**TASK OBJECTIVE:** Nothing may be dropped or altered: reproduce all the data.

**EXTRACTED MATERIAL:**
::::::::::

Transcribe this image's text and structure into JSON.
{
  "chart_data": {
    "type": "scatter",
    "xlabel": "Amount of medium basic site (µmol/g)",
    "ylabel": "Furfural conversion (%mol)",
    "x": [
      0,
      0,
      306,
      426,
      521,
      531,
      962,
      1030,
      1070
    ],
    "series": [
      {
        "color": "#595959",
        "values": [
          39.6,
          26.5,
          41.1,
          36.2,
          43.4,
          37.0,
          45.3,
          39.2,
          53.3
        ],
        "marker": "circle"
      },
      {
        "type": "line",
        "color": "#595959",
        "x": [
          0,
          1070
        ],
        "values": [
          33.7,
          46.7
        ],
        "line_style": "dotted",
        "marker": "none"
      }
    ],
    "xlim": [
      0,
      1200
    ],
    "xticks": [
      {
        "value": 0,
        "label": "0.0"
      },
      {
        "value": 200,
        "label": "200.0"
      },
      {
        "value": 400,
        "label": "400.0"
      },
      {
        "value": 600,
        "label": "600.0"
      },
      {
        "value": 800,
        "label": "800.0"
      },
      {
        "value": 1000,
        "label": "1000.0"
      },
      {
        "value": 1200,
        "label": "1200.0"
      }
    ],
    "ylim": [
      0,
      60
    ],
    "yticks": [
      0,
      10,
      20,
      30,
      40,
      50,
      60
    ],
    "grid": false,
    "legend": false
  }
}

::::::::::

**RESULT BELOW:**
Transcribe this image's text and structure into JSON.
{
  "chart_data": {
    "type": "scatter",
    "xlabel": "Amount of medium basic site (µmol/g)",
    "ylabel": "Furfural conversion (%mol)",
    "x": [
      0,
      0,
      306,
      426,
      521,
      531,
      962,
      1030,
      1070
    ],
    "series": [
      {
        "color": "#595959",
        "values": [
          39.6,
          26.5,
          41.1,
          36.2,
          43.4,
          37.0,
          45.3,
          39.2,
          53.3
        ],
        "marker": "circle"
      },
      {
        "type": "line",
        "color": "#595959",
        "x": [
          0,
          1070
        ],
        "values": [
          33.7,
          46.7
        ],
        "line_style": "dotted",
        "marker": "none"
      }
    ],
    "xlim": [
      0,
      1200
    ],
    "xticks": [
      {
        "value": 0,
        "label": "0.0"
      },
      {
        "value": 200,
        "label": "200.0"
      },
      {
        "value": 400,
        "label": "400.0"
      },
      {
        "value": 600,
        "label": "600.0"
      },
      {
        "value": 800,
        "label": "800.0"
      },
      {
        "value": 1000,
        "label": "1000.0"
      },
      {
        "value": 1200,
        "label": "1200.0"
      }
    ],
    "ylim": [
      0,
      60
    ],
    "yticks": [
      0,
      10,
      20,
      30,
      40,
      50,
      60
    ],
    "grid": false,
    "legend": false
  }
}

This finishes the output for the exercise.